Okra leaves are available late summer through fall.
Okra leaves, botanically classified as Abelmoschus esculentus, grow on an annual flowering plant and are members of the Malvaceae family along with cotton and cacao. Also known as Bhindi, Lady’s finger, Ochro, and Okro, Okra grows in tropical and subtropical climates and is largely grown in the western hemisphere. The entire plant including the leaves, flowers, and pods are edible, and okra plants can grow up to two meters tall. Okra leaves are grown for ornamental, medicinal, and culinary use.
Okra leaves are an excellent source of fiber and also contain vitamins A and C, calcium, protein, and iron.
Okra leaves are best suited for cooked applications such as sautéing, stir-frying, and boiling as the heat softens the leaves and helps reduce their spiny texture. They can be consumed raw and used instead of spinach or beet greens in salads, or cooked and used in soups, stews, gumbos, and curries. The leaves have a thickening effect in cooked applications and can be boiled to make tea. Both the leaves and the pods can also be dried and then crushed or ground into a powder to be used as a seasoning or nutritional supplement. Okra leaves pair well with cardamom, turmeric, garlic, onion, rice, sausage, beef, chicken, and pork. They will keep up to three days when stored in a plastic bag in the refrigerator.
In Turkey and China, Okra leaves are used topically to reduce pain and swelling of bodily injuries. The leaves are commonly ground and made into a poultice to place on sores and wounds. Okra leaves are also used to balance digestion and internal health. In traditional Chinese medicine, Okra is believed to have cooling properties and helps add water back into the digestive tract which will help fight inflammation and promote good bacteria.
Okra is believed to be native to Africa and was quickly spread to India and the Middle East via trade routes. It was then spread to Brazil in the late 17th century and was planted in Thomas Jefferson’s Monticello Garden in the early 19th century. Today Okra leaves can be found at specialty markets in Africa, Asia, the Middle East, and North and South America.

Questions ::
1: Decide whether each statement agrees with the okra leaves passage, and support each yes or no with the deciding words from the passage, quoted exactly: (a) Okra belongs to the same plant family as cotton and cacao. (b) Okra leaves stay fresh for up to a week in the refrigerator. (c) Okra was planted in Monticello Garden in the late 17th century.
2: Repeat the okra leaves passage word for word, everything from "In Turkey and" down to "and South America.".
3: Answer from the okra leaves passage:
(a) How tall can okra plants grow?
(b) In which two countries are okra leaves used topically to reduce pain and swelling?
(c) Where is okra believed to be native?
The listing has no connection to the okra leaves passage.

Information ::
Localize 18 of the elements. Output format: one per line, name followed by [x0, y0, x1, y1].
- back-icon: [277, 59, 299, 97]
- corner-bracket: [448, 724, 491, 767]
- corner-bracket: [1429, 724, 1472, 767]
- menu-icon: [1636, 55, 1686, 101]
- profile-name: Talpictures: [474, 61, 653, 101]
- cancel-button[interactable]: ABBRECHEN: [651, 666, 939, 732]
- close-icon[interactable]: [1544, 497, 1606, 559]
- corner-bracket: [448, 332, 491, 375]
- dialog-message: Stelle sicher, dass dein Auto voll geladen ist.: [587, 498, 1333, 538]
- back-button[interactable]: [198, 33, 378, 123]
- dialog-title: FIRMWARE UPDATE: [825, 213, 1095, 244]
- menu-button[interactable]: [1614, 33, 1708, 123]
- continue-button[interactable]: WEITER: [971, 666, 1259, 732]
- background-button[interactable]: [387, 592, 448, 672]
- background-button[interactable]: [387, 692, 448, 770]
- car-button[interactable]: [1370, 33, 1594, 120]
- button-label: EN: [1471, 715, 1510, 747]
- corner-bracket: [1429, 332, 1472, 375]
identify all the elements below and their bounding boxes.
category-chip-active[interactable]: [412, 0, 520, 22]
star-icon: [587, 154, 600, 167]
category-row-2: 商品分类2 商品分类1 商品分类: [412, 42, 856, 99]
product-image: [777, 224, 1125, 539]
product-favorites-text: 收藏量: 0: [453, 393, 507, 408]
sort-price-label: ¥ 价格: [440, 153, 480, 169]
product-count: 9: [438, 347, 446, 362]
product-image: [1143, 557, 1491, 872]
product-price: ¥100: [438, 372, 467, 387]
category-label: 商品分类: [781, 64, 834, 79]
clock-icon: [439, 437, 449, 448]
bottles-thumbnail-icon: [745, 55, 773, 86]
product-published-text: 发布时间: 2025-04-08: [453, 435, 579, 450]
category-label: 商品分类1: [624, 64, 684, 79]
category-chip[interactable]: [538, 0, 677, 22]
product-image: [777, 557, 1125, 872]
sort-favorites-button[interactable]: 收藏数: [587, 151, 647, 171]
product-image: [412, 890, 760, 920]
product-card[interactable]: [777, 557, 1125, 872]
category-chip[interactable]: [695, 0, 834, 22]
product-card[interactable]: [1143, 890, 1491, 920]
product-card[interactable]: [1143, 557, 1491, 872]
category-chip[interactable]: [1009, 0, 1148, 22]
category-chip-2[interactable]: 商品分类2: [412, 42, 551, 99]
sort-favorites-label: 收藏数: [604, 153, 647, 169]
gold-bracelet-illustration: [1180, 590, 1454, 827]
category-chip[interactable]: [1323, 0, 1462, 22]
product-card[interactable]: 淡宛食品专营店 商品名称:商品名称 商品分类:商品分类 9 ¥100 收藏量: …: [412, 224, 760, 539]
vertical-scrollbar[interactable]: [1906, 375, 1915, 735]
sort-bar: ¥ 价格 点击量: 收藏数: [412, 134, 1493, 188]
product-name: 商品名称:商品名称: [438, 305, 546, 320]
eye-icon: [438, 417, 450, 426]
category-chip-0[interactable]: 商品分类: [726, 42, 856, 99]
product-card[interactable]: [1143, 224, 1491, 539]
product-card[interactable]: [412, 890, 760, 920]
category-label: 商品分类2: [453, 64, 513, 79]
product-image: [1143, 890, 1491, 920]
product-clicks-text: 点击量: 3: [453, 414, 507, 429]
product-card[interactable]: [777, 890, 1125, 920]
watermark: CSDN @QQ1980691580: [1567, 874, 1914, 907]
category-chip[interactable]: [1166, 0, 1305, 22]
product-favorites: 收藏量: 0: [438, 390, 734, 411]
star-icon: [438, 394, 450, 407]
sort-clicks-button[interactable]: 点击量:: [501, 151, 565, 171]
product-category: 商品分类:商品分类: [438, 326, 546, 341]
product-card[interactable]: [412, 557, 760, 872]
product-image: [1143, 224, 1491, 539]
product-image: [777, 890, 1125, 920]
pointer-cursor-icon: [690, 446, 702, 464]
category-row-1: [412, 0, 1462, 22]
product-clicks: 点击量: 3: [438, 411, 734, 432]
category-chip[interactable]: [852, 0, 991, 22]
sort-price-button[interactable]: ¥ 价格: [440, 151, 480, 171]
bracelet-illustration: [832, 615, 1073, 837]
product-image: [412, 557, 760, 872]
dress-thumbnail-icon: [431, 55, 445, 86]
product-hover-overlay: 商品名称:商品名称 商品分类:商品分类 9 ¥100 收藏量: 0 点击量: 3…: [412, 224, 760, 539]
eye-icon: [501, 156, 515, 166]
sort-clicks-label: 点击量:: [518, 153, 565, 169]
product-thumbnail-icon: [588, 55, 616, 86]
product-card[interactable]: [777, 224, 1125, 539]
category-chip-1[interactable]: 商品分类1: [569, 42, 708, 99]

Response list ::
1:
(a) Yes: "are members of the Malvaceae family along with cotton and cacao"
(b) No: "They will keep up to three days when stored in a plastic bag in the refrigerator."
(c) No: "was planted in Thomas Jefferson’s Monticello Garden in the early 19th century"

2:
In Turkey and China, Okra leaves are used topically to reduce pain and swelling of bodily injuries. The leaves are commonly ground and made into a poultice to place on sores and wounds. Okra leaves are also used to balance digestion and internal health. In traditional Chinese medicine, Okra is believed to have cooling properties and helps add water back into the digestive tract which will help fight inflammation and promote good bacteria.
Okra is believed to be native to Africa and was quickly spread to India and the Middle East via trade routes. It was then spread to Brazil in the late 17th century and was planted in Thomas Jefferson’s Monticello Garden in the early 19th century. Today Okra leaves can be found at specialty markets in Africa, Asia, the Middle East, and North and South America.

3:
(a) Up to two meters
(b) Turkey and China
(c) Africa